▸ **WHAT IS ASKED**:
1. In the text on Clarity, which language is named as Clarity's inspiration?
2. Decide whether each statement agrees with the text on Clarity, answering yes or no and quoting the deciding words: (a) Clarity is a Turing-complete language. (b) Clarity was designed for the Stacks blockchain. (c) Clarity encloses functions, variables and their parameters in square brackets.
3. Using the text on Clarity, explain in one to three sentences why its nested structure of lists within lists counts as a fundamental feature.

Clarity is a non-Turing-complete smart contract language designed for the Stacks blockchain, emphasizing predictability and security. The design of Clarity is heavily influenced by lessons learned from common security exploits found in Solidity. Its purpose-built nature focuses on enhancing safety and security.
Firstly, let’s explore the differences in syntax between Clarity and Solidity.
Clarity is a programming language inspired by LISP, noted for its simplicity and power in dealing with symbolic data. In Clarity, every construct is represented as a list within a list or an expression inside an expression. This nested structure is a fundamental feature, allowing the language to be expressive and flexible. Functions, variables, and their parameters are all enclosed within parentheses, highlighting the language’s consistent syntax.
Here we have an example NFT contract in Clarity
(define-trait nft-trait
(
;; Last token ID, limited to uint range
(get-last-token-id () (response uint uint))
;; URI for metadata associated with the token
(get-token-uri (uint) (response (optional (string-ascii 256)) uint))
;; Owner of a given token identifier
(get-owner (uint) (response (optional principal) uint))

▸ **GIVEN INFORMATION**:
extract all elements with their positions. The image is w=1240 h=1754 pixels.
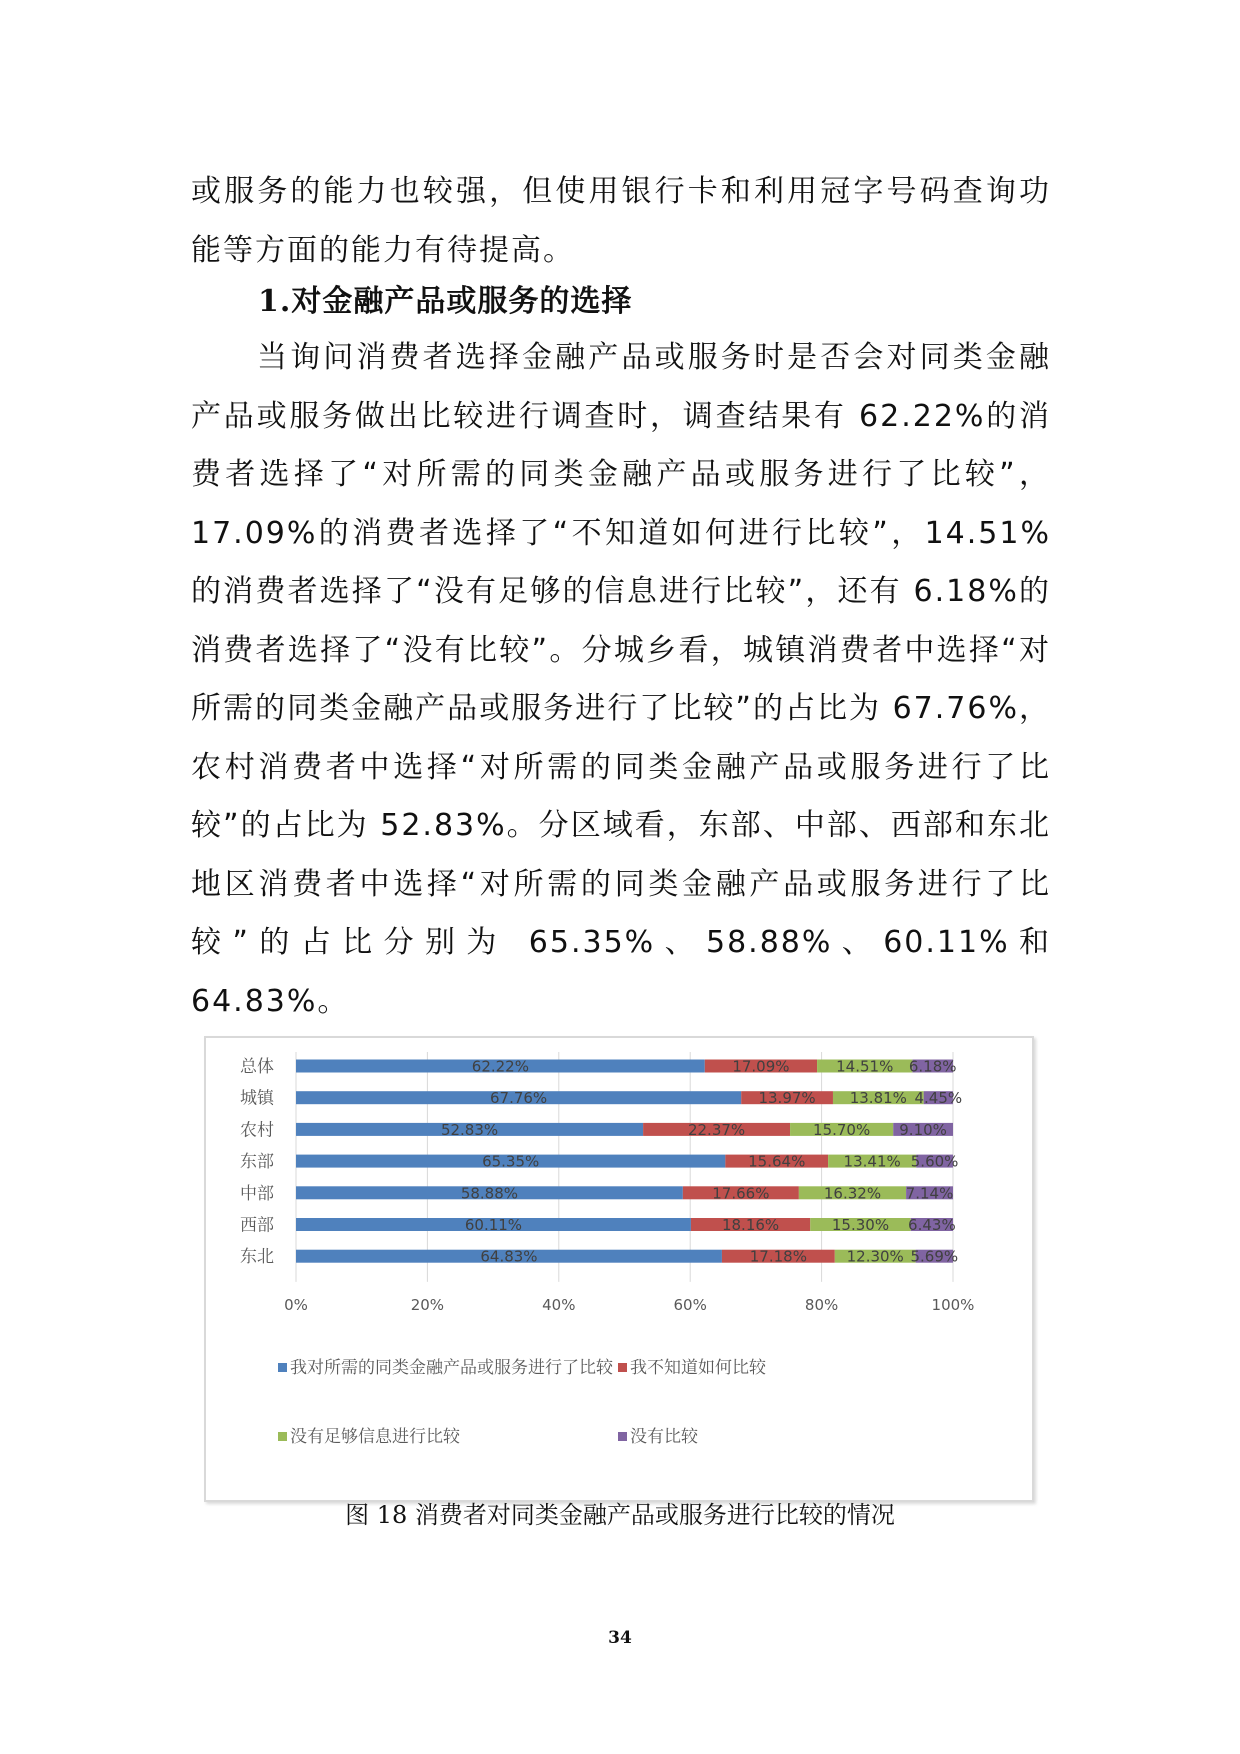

▸ **PER-TASK ANSWERS**:
1. LISP.

2.
(a) No: "Clarity is a non-Turing-complete smart contract language"
(b) Yes: "designed for the Stacks blockchain"
(c) No: "Functions, variables, and their parameters are all enclosed within parentheses"

3. In Clarity, every construct is a list within a list or an expression inside an expression. This nested structure makes the language expressive and flexible.